EXCERTO DO DOCUMENTO ::
● ● ● ● ●

Sim, isso foi verificado, as chamadas existem e chegara. Havia outros barcos. Agora o que é estranho, e que o Vito até hoje diz, é a negação de auxílio. Eles fizeram a chamada do barco do Vito quando viram aquelas pessoas todas fizeram a chamada às sete da manhã. Isso também está aprovado uma vez que há um registo de chamada na capitania do porto de Lampedusa e o auxílio começa. O auxílio começa a ser enviado muito tempo depois, porque obviamente aquelas pessoas já tinham estado na água três horas porque foi durante a noite. Quando o Vito acende as luzes do barco e os vê, eles já estão há 02h40min a tentar safarem-se, portanto, quando liga para a capitania e eles só vêm meia hora depois quando estão a um quilómetro da costa de Lampedusa, ou um quilómetro e meio, passaram quatro horas.
Dois dos personagens reais e centrais no teu livro acabam por ir parar à Suécia sobreviveram e foram parar à Suécia e foste visitá-los?
Sim, o Adal não esteve no barco.
O Adal é o primeiro a chegar a Lampedusa para procurar o irmão, o irmão, sim, estava no barco e o Adal vê a notícia logo às seis da manhã quando se levanta e pensa: "Eu acho que isto era o barco do meu irmão." As pessoas nunca têm a certeza de quando é que vão embarcar, por causa das tempestades ou porque o traficante lembrou-se de pôr outras pessoas à frente que pagaram mais trezentas razões. O Adal sabia que o irmão ia embarcar, porque o Adal pagou o bilhete ao irmão. Ele sabia que ia fazer esta travessia horrível. O Solomon, de facto, estava no barco e foi um dos sobreviventes do barco eles vivem os dois na Suécia. A Suécia tem uma comunidade grande e aceitou os sobreviventes que quisessem ir para lá depois deste desastre. A maioria está lá, há alguns na Noruega, também outros na Dinamarca.

● ● ● ● ●

ENTRADAS EXTRAÍDAS ::
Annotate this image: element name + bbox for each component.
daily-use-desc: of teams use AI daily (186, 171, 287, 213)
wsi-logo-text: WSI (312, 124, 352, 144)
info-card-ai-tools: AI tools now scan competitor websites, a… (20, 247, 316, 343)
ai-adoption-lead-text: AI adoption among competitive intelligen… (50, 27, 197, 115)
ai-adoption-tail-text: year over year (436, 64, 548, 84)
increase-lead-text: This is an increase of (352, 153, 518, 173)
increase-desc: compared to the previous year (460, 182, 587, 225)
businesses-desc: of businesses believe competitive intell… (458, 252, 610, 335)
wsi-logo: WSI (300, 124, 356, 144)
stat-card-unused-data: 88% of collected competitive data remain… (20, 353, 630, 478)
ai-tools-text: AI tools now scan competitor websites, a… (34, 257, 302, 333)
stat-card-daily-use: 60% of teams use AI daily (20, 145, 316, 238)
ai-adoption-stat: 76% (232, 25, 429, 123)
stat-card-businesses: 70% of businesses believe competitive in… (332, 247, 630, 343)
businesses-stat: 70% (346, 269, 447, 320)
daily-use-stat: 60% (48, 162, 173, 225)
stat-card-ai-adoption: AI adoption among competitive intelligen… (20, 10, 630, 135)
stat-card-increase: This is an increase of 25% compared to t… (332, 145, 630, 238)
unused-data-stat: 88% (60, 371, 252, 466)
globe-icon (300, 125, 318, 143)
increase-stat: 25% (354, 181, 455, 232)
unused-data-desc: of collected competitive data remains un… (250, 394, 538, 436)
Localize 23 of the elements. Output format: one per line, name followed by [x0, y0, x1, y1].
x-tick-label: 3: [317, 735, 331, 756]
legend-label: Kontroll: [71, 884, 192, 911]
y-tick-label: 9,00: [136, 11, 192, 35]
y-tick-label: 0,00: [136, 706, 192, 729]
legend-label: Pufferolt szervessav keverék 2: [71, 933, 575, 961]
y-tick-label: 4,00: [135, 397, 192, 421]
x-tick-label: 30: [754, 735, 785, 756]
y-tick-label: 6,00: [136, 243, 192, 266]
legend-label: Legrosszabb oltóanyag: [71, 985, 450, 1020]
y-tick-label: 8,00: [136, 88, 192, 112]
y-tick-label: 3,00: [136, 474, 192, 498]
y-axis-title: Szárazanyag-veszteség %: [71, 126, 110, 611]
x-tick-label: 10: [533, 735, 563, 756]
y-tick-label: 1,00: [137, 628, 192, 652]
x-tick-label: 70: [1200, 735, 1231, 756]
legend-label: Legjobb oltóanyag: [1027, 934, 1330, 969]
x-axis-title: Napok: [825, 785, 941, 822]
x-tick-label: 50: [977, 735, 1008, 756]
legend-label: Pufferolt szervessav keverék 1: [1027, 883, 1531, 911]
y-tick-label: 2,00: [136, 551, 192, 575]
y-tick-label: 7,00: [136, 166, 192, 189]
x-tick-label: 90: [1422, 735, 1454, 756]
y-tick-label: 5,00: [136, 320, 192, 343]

● ● ● ● ●

O SEU OBJETIVO :: De acordo com o excerto do documento, em que país vivem o Adal e o Solomon?

RESULTADO DO EXERCÍCIO :: Vivem na Suécia.